● **STATED TASK**
Reproduce each record below exactly as written.

** START **

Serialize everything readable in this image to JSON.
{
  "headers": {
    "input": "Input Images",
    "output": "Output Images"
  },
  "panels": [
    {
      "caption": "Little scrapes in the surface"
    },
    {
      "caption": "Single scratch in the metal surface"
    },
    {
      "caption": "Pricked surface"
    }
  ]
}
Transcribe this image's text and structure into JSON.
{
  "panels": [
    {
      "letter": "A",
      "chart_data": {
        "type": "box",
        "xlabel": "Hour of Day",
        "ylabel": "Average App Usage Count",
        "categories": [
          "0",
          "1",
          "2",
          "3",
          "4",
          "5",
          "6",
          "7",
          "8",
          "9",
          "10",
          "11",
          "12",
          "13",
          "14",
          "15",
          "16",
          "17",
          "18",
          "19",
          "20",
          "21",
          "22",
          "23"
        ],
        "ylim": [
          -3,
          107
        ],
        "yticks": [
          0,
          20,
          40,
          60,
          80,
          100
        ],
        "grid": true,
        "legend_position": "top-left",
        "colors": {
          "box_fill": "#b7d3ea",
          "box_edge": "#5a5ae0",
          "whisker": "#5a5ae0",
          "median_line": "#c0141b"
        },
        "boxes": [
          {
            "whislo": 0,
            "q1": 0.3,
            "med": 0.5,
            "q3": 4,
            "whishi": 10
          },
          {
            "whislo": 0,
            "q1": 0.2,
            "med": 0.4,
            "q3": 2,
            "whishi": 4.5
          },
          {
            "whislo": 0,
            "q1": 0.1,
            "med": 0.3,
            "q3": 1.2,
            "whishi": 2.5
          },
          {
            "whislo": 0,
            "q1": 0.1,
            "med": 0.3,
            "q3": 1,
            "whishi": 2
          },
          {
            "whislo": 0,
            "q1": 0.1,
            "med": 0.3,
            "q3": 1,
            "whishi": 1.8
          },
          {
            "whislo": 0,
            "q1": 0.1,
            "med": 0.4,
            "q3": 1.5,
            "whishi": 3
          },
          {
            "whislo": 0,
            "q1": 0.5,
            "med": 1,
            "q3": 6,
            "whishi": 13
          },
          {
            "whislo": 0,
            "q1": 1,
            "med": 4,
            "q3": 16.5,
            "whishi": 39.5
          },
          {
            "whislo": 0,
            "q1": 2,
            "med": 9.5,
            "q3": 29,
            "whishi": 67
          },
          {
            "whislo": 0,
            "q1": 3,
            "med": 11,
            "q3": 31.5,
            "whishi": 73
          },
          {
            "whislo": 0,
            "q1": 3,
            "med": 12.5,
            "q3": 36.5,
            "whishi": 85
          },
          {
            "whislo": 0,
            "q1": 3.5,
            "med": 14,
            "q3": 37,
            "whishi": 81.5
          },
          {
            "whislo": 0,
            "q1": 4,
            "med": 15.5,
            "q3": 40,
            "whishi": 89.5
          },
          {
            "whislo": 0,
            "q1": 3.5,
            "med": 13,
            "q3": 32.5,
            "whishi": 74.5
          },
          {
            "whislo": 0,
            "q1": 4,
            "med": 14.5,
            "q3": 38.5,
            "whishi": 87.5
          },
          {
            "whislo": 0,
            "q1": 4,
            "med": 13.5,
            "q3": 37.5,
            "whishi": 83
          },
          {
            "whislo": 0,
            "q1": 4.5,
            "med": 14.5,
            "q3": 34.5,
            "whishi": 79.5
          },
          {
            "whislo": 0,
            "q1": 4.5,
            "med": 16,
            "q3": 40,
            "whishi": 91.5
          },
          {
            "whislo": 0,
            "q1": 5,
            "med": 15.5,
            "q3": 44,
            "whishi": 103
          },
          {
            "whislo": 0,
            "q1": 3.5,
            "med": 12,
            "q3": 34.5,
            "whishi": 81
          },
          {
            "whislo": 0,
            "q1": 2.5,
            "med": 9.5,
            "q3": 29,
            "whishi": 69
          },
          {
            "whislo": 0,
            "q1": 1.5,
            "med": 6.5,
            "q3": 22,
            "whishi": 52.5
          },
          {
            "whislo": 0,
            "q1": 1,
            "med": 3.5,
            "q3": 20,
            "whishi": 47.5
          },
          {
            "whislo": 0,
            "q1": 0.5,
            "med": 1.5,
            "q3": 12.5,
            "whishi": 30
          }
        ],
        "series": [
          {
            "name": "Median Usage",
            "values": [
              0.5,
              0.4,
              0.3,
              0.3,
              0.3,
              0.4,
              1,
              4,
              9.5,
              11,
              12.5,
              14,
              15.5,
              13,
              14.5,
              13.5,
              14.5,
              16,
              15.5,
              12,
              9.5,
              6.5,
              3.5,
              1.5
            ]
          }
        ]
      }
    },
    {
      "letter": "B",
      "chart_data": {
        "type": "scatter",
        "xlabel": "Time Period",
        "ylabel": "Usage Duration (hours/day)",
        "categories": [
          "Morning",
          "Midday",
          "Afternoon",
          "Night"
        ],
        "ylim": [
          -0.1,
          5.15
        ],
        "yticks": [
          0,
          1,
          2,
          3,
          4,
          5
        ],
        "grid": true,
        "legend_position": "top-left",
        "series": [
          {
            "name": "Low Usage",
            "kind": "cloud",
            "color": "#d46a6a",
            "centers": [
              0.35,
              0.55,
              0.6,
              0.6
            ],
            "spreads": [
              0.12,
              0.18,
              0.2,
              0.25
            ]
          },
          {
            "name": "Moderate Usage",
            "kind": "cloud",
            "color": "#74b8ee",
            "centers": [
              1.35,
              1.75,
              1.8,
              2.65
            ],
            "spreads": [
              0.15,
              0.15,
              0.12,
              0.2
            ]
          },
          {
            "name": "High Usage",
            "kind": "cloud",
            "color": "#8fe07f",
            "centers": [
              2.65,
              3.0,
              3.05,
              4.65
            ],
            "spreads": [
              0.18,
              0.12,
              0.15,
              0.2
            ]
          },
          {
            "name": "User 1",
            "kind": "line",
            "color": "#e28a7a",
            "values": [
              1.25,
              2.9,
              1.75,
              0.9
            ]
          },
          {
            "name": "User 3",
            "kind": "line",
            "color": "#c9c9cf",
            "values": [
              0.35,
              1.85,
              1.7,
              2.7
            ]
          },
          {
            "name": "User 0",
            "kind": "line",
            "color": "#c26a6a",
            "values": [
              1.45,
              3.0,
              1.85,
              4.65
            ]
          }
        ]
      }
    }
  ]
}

** END **

● **WRITTEN RESPONSE**
Serialize everything readable in this image to JSON.
{
  "headers": {
    "input": "Input Images",
    "output": "Output Images"
  },
  "panels": [
    {
      "caption": "Little scrapes in the surface"
    },
    {
      "caption": "Single scratch in the metal surface"
    },
    {
      "caption": "Pricked surface"
    }
  ]
}
Transcribe this image's text and structure into JSON.
{
  "panels": [
    {
      "letter": "A",
      "chart_data": {
        "type": "box",
        "xlabel": "Hour of Day",
        "ylabel": "Average App Usage Count",
        "categories": [
          "0",
          "1",
          "2",
          "3",
          "4",
          "5",
          "6",
          "7",
          "8",
          "9",
          "10",
          "11",
          "12",
          "13",
          "14",
          "15",
          "16",
          "17",
          "18",
          "19",
          "20",
          "21",
          "22",
          "23"
        ],
        "ylim": [
          -3,
          107
        ],
        "yticks": [
          0,
          20,
          40,
          60,
          80,
          100
        ],
        "grid": true,
        "legend_position": "top-left",
        "colors": {
          "box_fill": "#b7d3ea",
          "box_edge": "#5a5ae0",
          "whisker": "#5a5ae0",
          "median_line": "#c0141b"
        },
        "boxes": [
          {
            "whislo": 0,
            "q1": 0.3,
            "med": 0.5,
            "q3": 4,
            "whishi": 10
          },
          {
            "whislo": 0,
            "q1": 0.2,
            "med": 0.4,
            "q3": 2,
            "whishi": 4.5
          },
          {
            "whislo": 0,
            "q1": 0.1,
            "med": 0.3,
            "q3": 1.2,
            "whishi": 2.5
          },
          {
            "whislo": 0,
            "q1": 0.1,
            "med": 0.3,
            "q3": 1,
            "whishi": 2
          },
          {
            "whislo": 0,
            "q1": 0.1,
            "med": 0.3,
            "q3": 1,
            "whishi": 1.8
          },
          {
            "whislo": 0,
            "q1": 0.1,
            "med": 0.4,
            "q3": 1.5,
            "whishi": 3
          },
          {
            "whislo": 0,
            "q1": 0.5,
            "med": 1,
            "q3": 6,
            "whishi": 13
          },
          {
            "whislo": 0,
            "q1": 1,
            "med": 4,
            "q3": 16.5,
            "whishi": 39.5
          },
          {
            "whislo": 0,
            "q1": 2,
            "med": 9.5,
            "q3": 29,
            "whishi": 67
          },
          {
            "whislo": 0,
            "q1": 3,
            "med": 11,
            "q3": 31.5,
            "whishi": 73
          },
          {
            "whislo": 0,
            "q1": 3,
            "med": 12.5,
            "q3": 36.5,
            "whishi": 85
          },
          {
            "whislo": 0,
            "q1": 3.5,
            "med": 14,
            "q3": 37,
            "whishi": 81.5
          },
          {
            "whislo": 0,
            "q1": 4,
            "med": 15.5,
            "q3": 40,
            "whishi": 89.5
          },
          {
            "whislo": 0,
            "q1": 3.5,
            "med": 13,
            "q3": 32.5,
            "whishi": 74.5
          },
          {
            "whislo": 0,
            "q1": 4,
            "med": 14.5,
            "q3": 38.5,
            "whishi": 87.5
          },
          {
            "whislo": 0,
            "q1": 4,
            "med": 13.5,
            "q3": 37.5,
            "whishi": 83
          },
          {
            "whislo": 0,
            "q1": 4.5,
            "med": 14.5,
            "q3": 34.5,
            "whishi": 79.5
          },
          {
            "whislo": 0,
            "q1": 4.5,
            "med": 16,
            "q3": 40,
            "whishi": 91.5
          },
          {
            "whislo": 0,
            "q1": 5,
            "med": 15.5,
            "q3": 44,
            "whishi": 103
          },
          {
            "whislo": 0,
            "q1": 3.5,
            "med": 12,
            "q3": 34.5,
            "whishi": 81
          },
          {
            "whislo": 0,
            "q1": 2.5,
            "med": 9.5,
            "q3": 29,
            "whishi": 69
          },
          {
            "whislo": 0,
            "q1": 1.5,
            "med": 6.5,
            "q3": 22,
            "whishi": 52.5
          },
          {
            "whislo": 0,
            "q1": 1,
            "med": 3.5,
            "q3": 20,
            "whishi": 47.5
          },
          {
            "whislo": 0,
            "q1": 0.5,
            "med": 1.5,
            "q3": 12.5,
            "whishi": 30
          }
        ],
        "series": [
          {
            "name": "Median Usage",
            "values": [
              0.5,
              0.4,
              0.3,
              0.3,
              0.3,
              0.4,
              1,
              4,
              9.5,
              11,
              12.5,
              14,
              15.5,
              13,
              14.5,
              13.5,
              14.5,
              16,
              15.5,
              12,
              9.5,
              6.5,
              3.5,
              1.5
            ]
          }
        ]
      }
    },
    {
      "letter": "B",
      "chart_data": {
        "type": "scatter",
        "xlabel": "Time Period",
        "ylabel": "Usage Duration (hours/day)",
        "categories": [
          "Morning",
          "Midday",
          "Afternoon",
          "Night"
        ],
        "ylim": [
          -0.1,
          5.15
        ],
        "yticks": [
          0,
          1,
          2,
          3,
          4,
          5
        ],
        "grid": true,
        "legend_position": "top-left",
        "series": [
          {
            "name": "Low Usage",
            "kind": "cloud",
            "color": "#d46a6a",
            "centers": [
              0.35,
              0.55,
              0.6,
              0.6
            ],
            "spreads": [
              0.12,
              0.18,
              0.2,
              0.25
            ]
          },
          {
            "name": "Moderate Usage",
            "kind": "cloud",
            "color": "#74b8ee",
            "centers": [
              1.35,
              1.75,
              1.8,
              2.65
            ],
            "spreads": [
              0.15,
              0.15,
              0.12,
              0.2
            ]
          },
          {
            "name": "High Usage",
            "kind": "cloud",
            "color": "#8fe07f",
            "centers": [
              2.65,
              3.0,
              3.05,
              4.65
            ],
            "spreads": [
              0.18,
              0.12,
              0.15,
              0.2
            ]
          },
          {
            "name": "User 1",
            "kind": "line",
            "color": "#e28a7a",
            "values": [
              1.25,
              2.9,
              1.75,
              0.9
            ]
          },
          {
            "name": "User 3",
            "kind": "line",
            "color": "#c9c9cf",
            "values": [
              0.35,
              1.85,
              1.7,
              2.7
            ]
          },
          {
            "name": "User 0",
            "kind": "line",
            "color": "#c26a6a",
            "values": [
              1.45,
              3.0,
              1.85,
              4.65
            ]
          }
        ]
      }
    }
  ]
}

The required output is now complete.